=== BRIEF ===
Find every line in the records below that holds the word "BITFINEX" and copy it.

=== INFORMATION PROVIDED ===

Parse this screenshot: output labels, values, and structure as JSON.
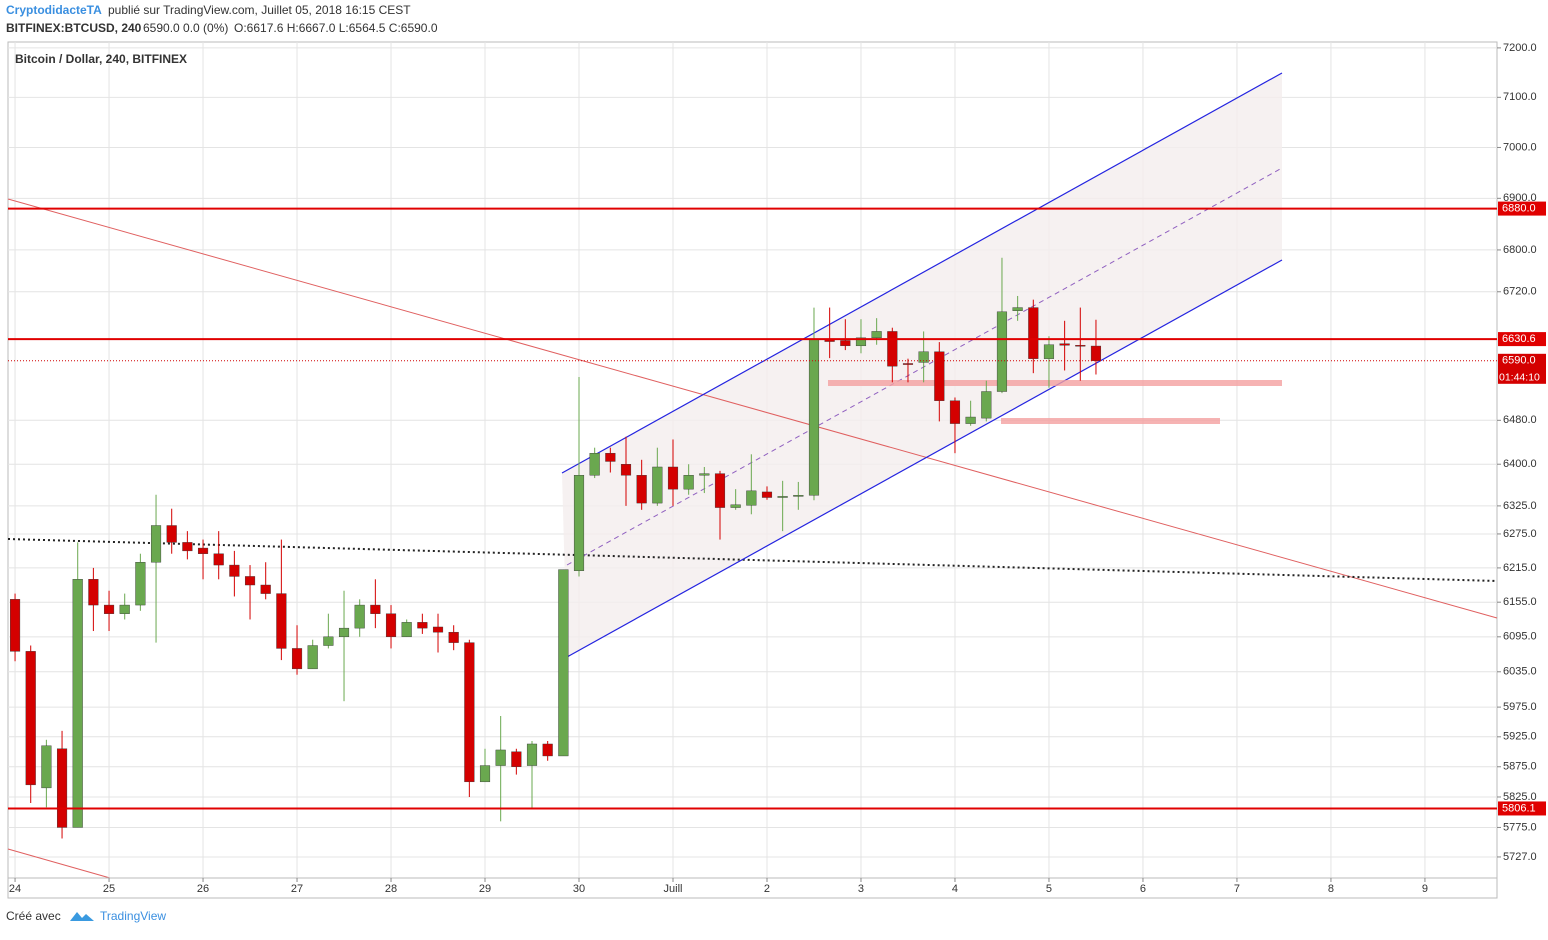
{
  "header": {
    "author": "CryptodidacteTA",
    "published": "publié sur TradingView.com, Juillet 05, 2018 16:15 CEST",
    "symbol": "BITFINEX:BTCUSD, 240",
    "change": "6590.0 0.0 (0%)",
    "ohlc": "O:6617.6 H:6667.0 L:6564.5 C:6590.0"
  },
  "footer": {
    "made_with": "Créé avec",
    "brand": "TradingView"
  },
  "chart_data": {
    "type": "candlestick",
    "title": "Bitcoin / Dollar, 240, BITFINEX",
    "log_scale": true,
    "grid": true,
    "up_color": "#6aa84f",
    "down_color": "#d40000",
    "open": [
      6160,
      6070,
      5840,
      5905,
      5775,
      6195,
      6150,
      6135,
      6150,
      6225,
      6290,
      6260,
      6250,
      6240,
      6220,
      6200,
      6185,
      6170,
      6075,
      6040,
      6080,
      6095,
      6110,
      6150,
      6135,
      6095,
      6120,
      6112,
      6103,
      6085,
      5850,
      5877,
      5900,
      5877,
      5913,
      5893,
      6210,
      6380,
      6420,
      6400,
      6380,
      6330,
      6395,
      6355,
      6380,
      6383,
      6322,
      6326,
      6350,
      6340,
      6342,
      6344,
      6630,
      6628,
      6618,
      6633,
      6645,
      6585,
      6587,
      6607,
      6516,
      6474,
      6484,
      6533,
      6684,
      6690,
      6594,
      6622,
      6619,
      6617.6
    ],
    "high": [
      6170,
      6080,
      5920,
      5935,
      6260,
      6215,
      6175,
      6170,
      6240,
      6345,
      6320,
      6280,
      6265,
      6280,
      6245,
      6220,
      6225,
      6265,
      6115,
      6090,
      6135,
      6175,
      6160,
      6195,
      6150,
      6125,
      6135,
      6135,
      6115,
      6090,
      5905,
      5960,
      5905,
      5918,
      5918,
      6212,
      6560,
      6430,
      6430,
      6450,
      6408,
      6430,
      6445,
      6400,
      6395,
      6388,
      6355,
      6418,
      6360,
      6370,
      6368,
      6690,
      6690,
      6668,
      6668,
      6670,
      6652,
      6594,
      6645,
      6625,
      6522,
      6516,
      6553,
      6785,
      6712,
      6705,
      6636,
      6665,
      6690,
      6667
    ],
    "low": [
      6053,
      5815,
      5808,
      5757,
      5775,
      6105,
      6105,
      6125,
      6140,
      6085,
      6240,
      6230,
      6195,
      6195,
      6165,
      6125,
      6160,
      6055,
      6030,
      6040,
      6075,
      5985,
      6095,
      6110,
      6075,
      6095,
      6100,
      6068,
      6072,
      5825,
      5850,
      5785,
      5862,
      5805,
      5885,
      5893,
      6200,
      6375,
      6385,
      6325,
      6318,
      6325,
      6325,
      6345,
      6348,
      6265,
      6318,
      6310,
      6336,
      6280,
      6318,
      6335,
      6595,
      6610,
      6604,
      6620,
      6550,
      6550,
      6550,
      6478,
      6420,
      6470,
      6478,
      6530,
      6665,
      6567,
      6540,
      6572,
      6553,
      6564.5
    ],
    "close": [
      6070,
      5845,
      5910,
      5775,
      6195,
      6150,
      6135,
      6150,
      6225,
      6290,
      6260,
      6245,
      6240,
      6220,
      6200,
      6185,
      6170,
      6075,
      6040,
      6080,
      6095,
      6110,
      6150,
      6135,
      6095,
      6120,
      6110,
      6103,
      6085,
      5850,
      5877,
      5903,
      5875,
      5913,
      5893,
      6212,
      6380,
      6420,
      6405,
      6380,
      6330,
      6395,
      6355,
      6380,
      6383,
      6322,
      6327,
      6352,
      6340,
      6342,
      6344,
      6630,
      6626,
      6618,
      6633,
      6645,
      6580,
      6583,
      6607,
      6516,
      6474,
      6486,
      6533,
      6682,
      6690,
      6594,
      6620,
      6619,
      6618,
      6590
    ],
    "xlim": [
      -0.45,
      94.6
    ],
    "xticks": [
      {
        "value": 0,
        "label": "24"
      },
      {
        "value": 6,
        "label": "25"
      },
      {
        "value": 12,
        "label": "26"
      },
      {
        "value": 18,
        "label": "27"
      },
      {
        "value": 24,
        "label": "28"
      },
      {
        "value": 30,
        "label": "29"
      },
      {
        "value": 36,
        "label": "30"
      },
      {
        "value": 42,
        "label": "Juill"
      },
      {
        "value": 48,
        "label": "2"
      },
      {
        "value": 54,
        "label": "3"
      },
      {
        "value": 60,
        "label": "4"
      },
      {
        "value": 66,
        "label": "5"
      },
      {
        "value": 72,
        "label": "6"
      },
      {
        "value": 78,
        "label": "7"
      },
      {
        "value": 84,
        "label": "8"
      },
      {
        "value": 90,
        "label": "9"
      }
    ],
    "ylim": [
      5693,
      7212
    ],
    "yticks": [
      {
        "value": 7200,
        "label": "7200.0"
      },
      {
        "value": 7100,
        "label": "7100.0"
      },
      {
        "value": 7000,
        "label": "7000.0"
      },
      {
        "value": 6900,
        "label": "6900.0"
      },
      {
        "value": 6800,
        "label": "6800.0"
      },
      {
        "value": 6720,
        "label": "6720.0"
      },
      {
        "value": 6480,
        "label": "6480.0"
      },
      {
        "value": 6400,
        "label": "6400.0"
      },
      {
        "value": 6325,
        "label": "6325.0"
      },
      {
        "value": 6275,
        "label": "6275.0"
      },
      {
        "value": 6215,
        "label": "6215.0"
      },
      {
        "value": 6155,
        "label": "6155.0"
      },
      {
        "value": 6095,
        "label": "6095.0"
      },
      {
        "value": 6035,
        "label": "6035.0"
      },
      {
        "value": 5975,
        "label": "5975.0"
      },
      {
        "value": 5925,
        "label": "5925.0"
      },
      {
        "value": 5875,
        "label": "5875.0"
      },
      {
        "value": 5825,
        "label": "5825.0"
      },
      {
        "value": 5775,
        "label": "5775.0"
      },
      {
        "value": 5727,
        "label": "5727.0"
      }
    ],
    "levels": [
      {
        "value": 6880,
        "label": "6880.0"
      },
      {
        "value": 6630.6,
        "label": "6630.6"
      },
      {
        "value": 5806.1,
        "label": "5806.1"
      }
    ],
    "last_price": {
      "value": 6590,
      "label": "6590.0"
    },
    "countdown": "01:44:10"
  }
}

=== OUTPUT ===
    "symbol": "BITFINEX:BTCUSD, 240",
    "title": "Bitcoin / Dollar, 240, BITFINEX",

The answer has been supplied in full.